[Records from a dataset]
——————

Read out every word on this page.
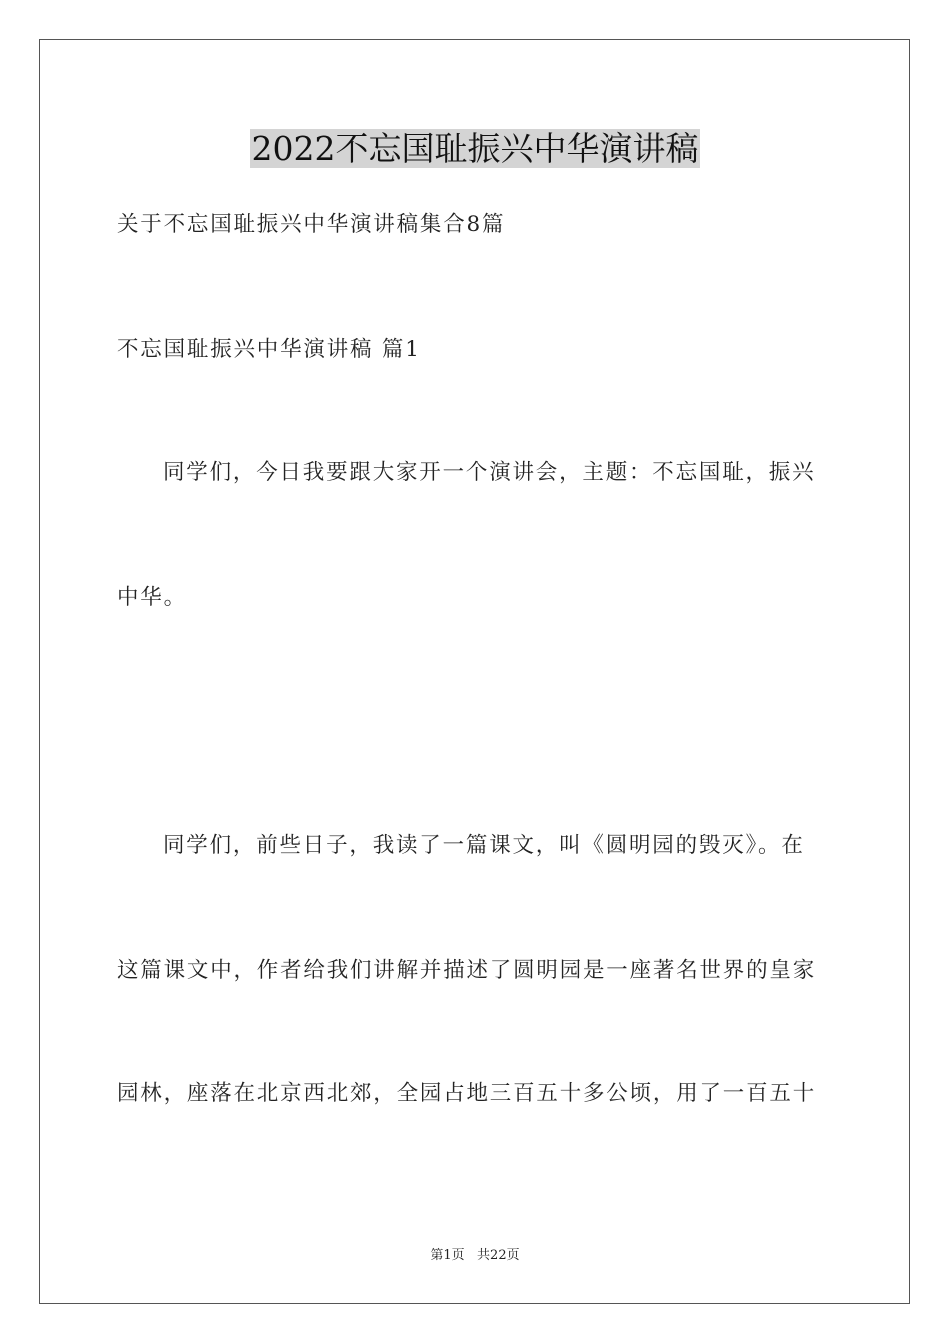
2022不忘国耻振兴中华演讲稿
关于不忘国耻振兴中华演讲稿集合8篇
不忘国耻振兴中华演讲稿 篇1
同学们，今日我要跟大家开一个演讲会，主题：不忘国耻，振兴
中华。
同学们，前些日子，我读了一篇课文，叫《圆明园的毁灭》。在
这篇课文中，作者给我们讲解并描述了圆明园是一座著名世界的皇家
园林，座落在北京西北郊，全园占地三百五十多公顷，用了一百五十
第1页   共22页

——————

REQUEST: All records above are to be printed exactly, minus the pictures they contain.

EXPECTED OUTPUT:
Read out every word on this page.
2022不忘国耻振兴中华演讲稿
关于不忘国耻振兴中华演讲稿集合8篇
不忘国耻振兴中华演讲稿 篇1
同学们，今日我要跟大家开一个演讲会，主题：不忘国耻，振兴
中华。
同学们，前些日子，我读了一篇课文，叫《圆明园的毁灭》。在
这篇课文中，作者给我们讲解并描述了圆明园是一座著名世界的皇家
园林，座落在北京西北郊，全园占地三百五十多公顷，用了一百五十
第1页   共22页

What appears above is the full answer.